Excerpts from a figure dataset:
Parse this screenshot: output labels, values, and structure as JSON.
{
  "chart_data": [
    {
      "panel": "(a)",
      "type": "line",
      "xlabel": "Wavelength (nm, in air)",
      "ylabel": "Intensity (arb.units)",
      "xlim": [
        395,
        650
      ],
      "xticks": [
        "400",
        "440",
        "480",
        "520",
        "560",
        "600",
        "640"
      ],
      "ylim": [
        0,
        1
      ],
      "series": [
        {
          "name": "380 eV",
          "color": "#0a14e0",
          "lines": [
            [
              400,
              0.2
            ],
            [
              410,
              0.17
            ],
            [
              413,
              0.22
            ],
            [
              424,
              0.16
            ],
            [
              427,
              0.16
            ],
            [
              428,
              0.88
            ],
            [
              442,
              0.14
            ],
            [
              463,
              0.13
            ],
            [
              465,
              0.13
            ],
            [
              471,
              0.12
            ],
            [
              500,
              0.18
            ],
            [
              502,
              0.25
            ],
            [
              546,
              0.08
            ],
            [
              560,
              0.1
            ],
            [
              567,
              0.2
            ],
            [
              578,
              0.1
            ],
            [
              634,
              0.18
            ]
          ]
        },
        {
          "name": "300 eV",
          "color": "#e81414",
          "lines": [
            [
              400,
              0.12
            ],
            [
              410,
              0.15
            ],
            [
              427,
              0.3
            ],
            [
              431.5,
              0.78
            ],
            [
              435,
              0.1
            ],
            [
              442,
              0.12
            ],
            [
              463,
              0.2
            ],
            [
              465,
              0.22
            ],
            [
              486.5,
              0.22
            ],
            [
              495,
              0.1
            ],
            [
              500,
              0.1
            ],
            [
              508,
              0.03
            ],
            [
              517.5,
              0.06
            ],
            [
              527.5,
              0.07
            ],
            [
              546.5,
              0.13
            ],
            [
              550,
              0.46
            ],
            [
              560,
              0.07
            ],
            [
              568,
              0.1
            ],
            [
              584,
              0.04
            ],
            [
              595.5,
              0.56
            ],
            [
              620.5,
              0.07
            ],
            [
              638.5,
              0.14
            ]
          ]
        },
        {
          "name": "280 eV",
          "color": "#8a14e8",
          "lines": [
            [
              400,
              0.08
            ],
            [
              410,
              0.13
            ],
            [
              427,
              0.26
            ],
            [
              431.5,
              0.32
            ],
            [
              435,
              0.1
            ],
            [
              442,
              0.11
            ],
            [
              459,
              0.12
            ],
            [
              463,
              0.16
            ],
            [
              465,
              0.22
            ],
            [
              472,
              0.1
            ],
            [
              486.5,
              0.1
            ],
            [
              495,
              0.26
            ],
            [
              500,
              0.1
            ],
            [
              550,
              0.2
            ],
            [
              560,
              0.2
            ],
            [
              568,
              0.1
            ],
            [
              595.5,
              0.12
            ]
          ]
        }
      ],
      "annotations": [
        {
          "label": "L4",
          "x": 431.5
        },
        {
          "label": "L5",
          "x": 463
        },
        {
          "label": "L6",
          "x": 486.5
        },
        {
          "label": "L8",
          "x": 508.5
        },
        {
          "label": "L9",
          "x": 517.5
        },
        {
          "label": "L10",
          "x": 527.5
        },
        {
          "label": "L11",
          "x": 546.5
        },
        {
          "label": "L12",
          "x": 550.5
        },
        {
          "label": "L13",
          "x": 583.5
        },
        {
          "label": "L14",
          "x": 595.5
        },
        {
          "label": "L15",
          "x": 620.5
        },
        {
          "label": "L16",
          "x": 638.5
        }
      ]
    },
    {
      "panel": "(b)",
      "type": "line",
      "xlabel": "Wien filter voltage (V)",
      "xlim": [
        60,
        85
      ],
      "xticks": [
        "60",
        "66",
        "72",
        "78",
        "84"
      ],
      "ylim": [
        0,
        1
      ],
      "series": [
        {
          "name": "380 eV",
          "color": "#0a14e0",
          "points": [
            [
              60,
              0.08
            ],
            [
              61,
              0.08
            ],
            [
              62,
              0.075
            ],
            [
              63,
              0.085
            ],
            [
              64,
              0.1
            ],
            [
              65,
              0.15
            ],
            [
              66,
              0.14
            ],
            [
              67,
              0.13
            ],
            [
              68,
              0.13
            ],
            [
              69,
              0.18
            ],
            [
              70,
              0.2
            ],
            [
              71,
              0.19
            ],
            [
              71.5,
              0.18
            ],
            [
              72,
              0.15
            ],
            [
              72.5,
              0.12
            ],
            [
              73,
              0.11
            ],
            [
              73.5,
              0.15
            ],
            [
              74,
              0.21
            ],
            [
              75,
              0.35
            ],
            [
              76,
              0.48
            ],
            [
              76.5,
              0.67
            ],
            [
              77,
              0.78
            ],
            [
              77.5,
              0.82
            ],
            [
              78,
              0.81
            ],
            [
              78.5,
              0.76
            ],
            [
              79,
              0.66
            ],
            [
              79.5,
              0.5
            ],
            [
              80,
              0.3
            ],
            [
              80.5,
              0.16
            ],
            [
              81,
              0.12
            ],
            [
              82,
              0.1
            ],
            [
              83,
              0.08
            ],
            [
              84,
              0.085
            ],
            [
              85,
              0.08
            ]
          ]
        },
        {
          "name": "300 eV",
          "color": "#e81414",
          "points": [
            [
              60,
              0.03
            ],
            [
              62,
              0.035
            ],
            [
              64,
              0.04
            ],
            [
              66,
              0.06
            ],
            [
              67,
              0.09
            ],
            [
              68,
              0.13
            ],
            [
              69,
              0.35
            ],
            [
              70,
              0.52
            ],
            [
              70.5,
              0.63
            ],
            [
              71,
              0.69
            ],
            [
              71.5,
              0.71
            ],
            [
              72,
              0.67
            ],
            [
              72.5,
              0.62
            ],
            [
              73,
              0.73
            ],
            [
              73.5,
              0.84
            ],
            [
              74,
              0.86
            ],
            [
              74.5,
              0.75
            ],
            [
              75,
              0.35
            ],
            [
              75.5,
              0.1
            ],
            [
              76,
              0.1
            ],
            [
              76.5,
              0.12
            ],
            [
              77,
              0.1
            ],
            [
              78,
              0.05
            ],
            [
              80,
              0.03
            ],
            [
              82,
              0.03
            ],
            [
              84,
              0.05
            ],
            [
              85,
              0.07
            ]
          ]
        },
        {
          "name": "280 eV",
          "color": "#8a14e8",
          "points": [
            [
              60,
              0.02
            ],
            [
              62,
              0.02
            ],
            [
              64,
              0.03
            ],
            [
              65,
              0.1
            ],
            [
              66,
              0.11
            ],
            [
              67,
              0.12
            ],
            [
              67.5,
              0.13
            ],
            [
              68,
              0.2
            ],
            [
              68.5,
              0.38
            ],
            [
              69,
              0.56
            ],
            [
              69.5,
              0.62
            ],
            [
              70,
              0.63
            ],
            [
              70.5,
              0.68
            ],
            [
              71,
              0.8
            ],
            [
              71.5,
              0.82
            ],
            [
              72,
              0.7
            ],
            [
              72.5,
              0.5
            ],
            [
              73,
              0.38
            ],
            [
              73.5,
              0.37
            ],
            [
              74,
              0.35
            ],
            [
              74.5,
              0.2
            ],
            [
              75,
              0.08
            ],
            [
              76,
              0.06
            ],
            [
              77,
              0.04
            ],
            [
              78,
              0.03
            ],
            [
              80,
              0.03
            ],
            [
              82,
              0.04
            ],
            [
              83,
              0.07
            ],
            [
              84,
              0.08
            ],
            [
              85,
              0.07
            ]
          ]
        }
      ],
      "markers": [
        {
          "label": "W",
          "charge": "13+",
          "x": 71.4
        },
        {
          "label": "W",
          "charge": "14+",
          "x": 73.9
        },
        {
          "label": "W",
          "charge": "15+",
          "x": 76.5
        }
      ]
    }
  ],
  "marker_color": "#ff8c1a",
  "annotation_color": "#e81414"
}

_Given instruction_. Write out all the entries exactly.

_Exercise solution_.
Parse this screenshot: output labels, values, and structure as JSON.
{
  "chart_data": [
    {
      "panel": "(a)",
      "type": "line",
      "xlabel": "Wavelength (nm, in air)",
      "ylabel": "Intensity (arb.units)",
      "xlim": [
        395,
        650
      ],
      "xticks": [
        "400",
        "440",
        "480",
        "520",
        "560",
        "600",
        "640"
      ],
      "ylim": [
        0,
        1
      ],
      "series": [
        {
          "name": "380 eV",
          "color": "#0a14e0",
          "lines": [
            [
              400,
              0.2
            ],
            [
              410,
              0.17
            ],
            [
              413,
              0.22
            ],
            [
              424,
              0.16
            ],
            [
              427,
              0.16
            ],
            [
              428,
              0.88
            ],
            [
              442,
              0.14
            ],
            [
              463,
              0.13
            ],
            [
              465,
              0.13
            ],
            [
              471,
              0.12
            ],
            [
              500,
              0.18
            ],
            [
              502,
              0.25
            ],
            [
              546,
              0.08
            ],
            [
              560,
              0.1
            ],
            [
              567,
              0.2
            ],
            [
              578,
              0.1
            ],
            [
              634,
              0.18
            ]
          ]
        },
        {
          "name": "300 eV",
          "color": "#e81414",
          "lines": [
            [
              400,
              0.12
            ],
            [
              410,
              0.15
            ],
            [
              427,
              0.3
            ],
            [
              431.5,
              0.78
            ],
            [
              435,
              0.1
            ],
            [
              442,
              0.12
            ],
            [
              463,
              0.2
            ],
            [
              465,
              0.22
            ],
            [
              486.5,
              0.22
            ],
            [
              495,
              0.1
            ],
            [
              500,
              0.1
            ],
            [
              508,
              0.03
            ],
            [
              517.5,
              0.06
            ],
            [
              527.5,
              0.07
            ],
            [
              546.5,
              0.13
            ],
            [
              550,
              0.46
            ],
            [
              560,
              0.07
            ],
            [
              568,
              0.1
            ],
            [
              584,
              0.04
            ],
            [
              595.5,
              0.56
            ],
            [
              620.5,
              0.07
            ],
            [
              638.5,
              0.14
            ]
          ]
        },
        {
          "name": "280 eV",
          "color": "#8a14e8",
          "lines": [
            [
              400,
              0.08
            ],
            [
              410,
              0.13
            ],
            [
              427,
              0.26
            ],
            [
              431.5,
              0.32
            ],
            [
              435,
              0.1
            ],
            [
              442,
              0.11
            ],
            [
              459,
              0.12
            ],
            [
              463,
              0.16
            ],
            [
              465,
              0.22
            ],
            [
              472,
              0.1
            ],
            [
              486.5,
              0.1
            ],
            [
              495,
              0.26
            ],
            [
              500,
              0.1
            ],
            [
              550,
              0.2
            ],
            [
              560,
              0.2
            ],
            [
              568,
              0.1
            ],
            [
              595.5,
              0.12
            ]
          ]
        }
      ],
      "annotations": [
        {
          "label": "L4",
          "x": 431.5
        },
        {
          "label": "L5",
          "x": 463
        },
        {
          "label": "L6",
          "x": 486.5
        },
        {
          "label": "L8",
          "x": 508.5
        },
        {
          "label": "L9",
          "x": 517.5
        },
        {
          "label": "L10",
          "x": 527.5
        },
        {
          "label": "L11",
          "x": 546.5
        },
        {
          "label": "L12",
          "x": 550.5
        },
        {
          "label": "L13",
          "x": 583.5
        },
        {
          "label": "L14",
          "x": 595.5
        },
        {
          "label": "L15",
          "x": 620.5
        },
        {
          "label": "L16",
          "x": 638.5
        }
      ]
    },
    {
      "panel": "(b)",
      "type": "line",
      "xlabel": "Wien filter voltage (V)",
      "xlim": [
        60,
        85
      ],
      "xticks": [
        "60",
        "66",
        "72",
        "78",
        "84"
      ],
      "ylim": [
        0,
        1
      ],
      "series": [
        {
          "name": "380 eV",
          "color": "#0a14e0",
          "points": [
            [
              60,
              0.08
            ],
            [
              61,
              0.08
            ],
            [
              62,
              0.075
            ],
            [
              63,
              0.085
            ],
            [
              64,
              0.1
            ],
            [
              65,
              0.15
            ],
            [
              66,
              0.14
            ],
            [
              67,
              0.13
            ],
            [
              68,
              0.13
            ],
            [
              69,
              0.18
            ],
            [
              70,
              0.2
            ],
            [
              71,
              0.19
            ],
            [
              71.5,
              0.18
            ],
            [
              72,
              0.15
            ],
            [
              72.5,
              0.12
            ],
            [
              73,
              0.11
            ],
            [
              73.5,
              0.15
            ],
            [
              74,
              0.21
            ],
            [
              75,
              0.35
            ],
            [
              76,
              0.48
            ],
            [
              76.5,
              0.67
            ],
            [
              77,
              0.78
            ],
            [
              77.5,
              0.82
            ],
            [
              78,
              0.81
            ],
            [
              78.5,
              0.76
            ],
            [
              79,
              0.66
            ],
            [
              79.5,
              0.5
            ],
            [
              80,
              0.3
            ],
            [
              80.5,
              0.16
            ],
            [
              81,
              0.12
            ],
            [
              82,
              0.1
            ],
            [
              83,
              0.08
            ],
            [
              84,
              0.085
            ],
            [
              85,
              0.08
            ]
          ]
        },
        {
          "name": "300 eV",
          "color": "#e81414",
          "points": [
            [
              60,
              0.03
            ],
            [
              62,
              0.035
            ],
            [
              64,
              0.04
            ],
            [
              66,
              0.06
            ],
            [
              67,
              0.09
            ],
            [
              68,
              0.13
            ],
            [
              69,
              0.35
            ],
            [
              70,
              0.52
            ],
            [
              70.5,
              0.63
            ],
            [
              71,
              0.69
            ],
            [
              71.5,
              0.71
            ],
            [
              72,
              0.67
            ],
            [
              72.5,
              0.62
            ],
            [
              73,
              0.73
            ],
            [
              73.5,
              0.84
            ],
            [
              74,
              0.86
            ],
            [
              74.5,
              0.75
            ],
            [
              75,
              0.35
            ],
            [
              75.5,
              0.1
            ],
            [
              76,
              0.1
            ],
            [
              76.5,
              0.12
            ],
            [
              77,
              0.1
            ],
            [
              78,
              0.05
            ],
            [
              80,
              0.03
            ],
            [
              82,
              0.03
            ],
            [
              84,
              0.05
            ],
            [
              85,
              0.07
            ]
          ]
        },
        {
          "name": "280 eV",
          "color": "#8a14e8",
          "points": [
            [
              60,
              0.02
            ],
            [
              62,
              0.02
            ],
            [
              64,
              0.03
            ],
            [
              65,
              0.1
            ],
            [
              66,
              0.11
            ],
            [
              67,
              0.12
            ],
            [
              67.5,
              0.13
            ],
            [
              68,
              0.2
            ],
            [
              68.5,
              0.38
            ],
            [
              69,
              0.56
            ],
            [
              69.5,
              0.62
            ],
            [
              70,
              0.63
            ],
            [
              70.5,
              0.68
            ],
            [
              71,
              0.8
            ],
            [
              71.5,
              0.82
            ],
            [
              72,
              0.7
            ],
            [
              72.5,
              0.5
            ],
            [
              73,
              0.38
            ],
            [
              73.5,
              0.37
            ],
            [
              74,
              0.35
            ],
            [
              74.5,
              0.2
            ],
            [
              75,
              0.08
            ],
            [
              76,
              0.06
            ],
            [
              77,
              0.04
            ],
            [
              78,
              0.03
            ],
            [
              80,
              0.03
            ],
            [
              82,
              0.04
            ],
            [
              83,
              0.07
            ],
            [
              84,
              0.08
            ],
            [
              85,
              0.07
            ]
          ]
        }
      ],
      "markers": [
        {
          "label": "W",
          "charge": "13+",
          "x": 71.4
        },
        {
          "label": "W",
          "charge": "14+",
          "x": 73.9
        },
        {
          "label": "W",
          "charge": "15+",
          "x": 76.5
        }
      ]
    }
  ],
  "marker_color": "#ff8c1a",
  "annotation_color": "#e81414"
}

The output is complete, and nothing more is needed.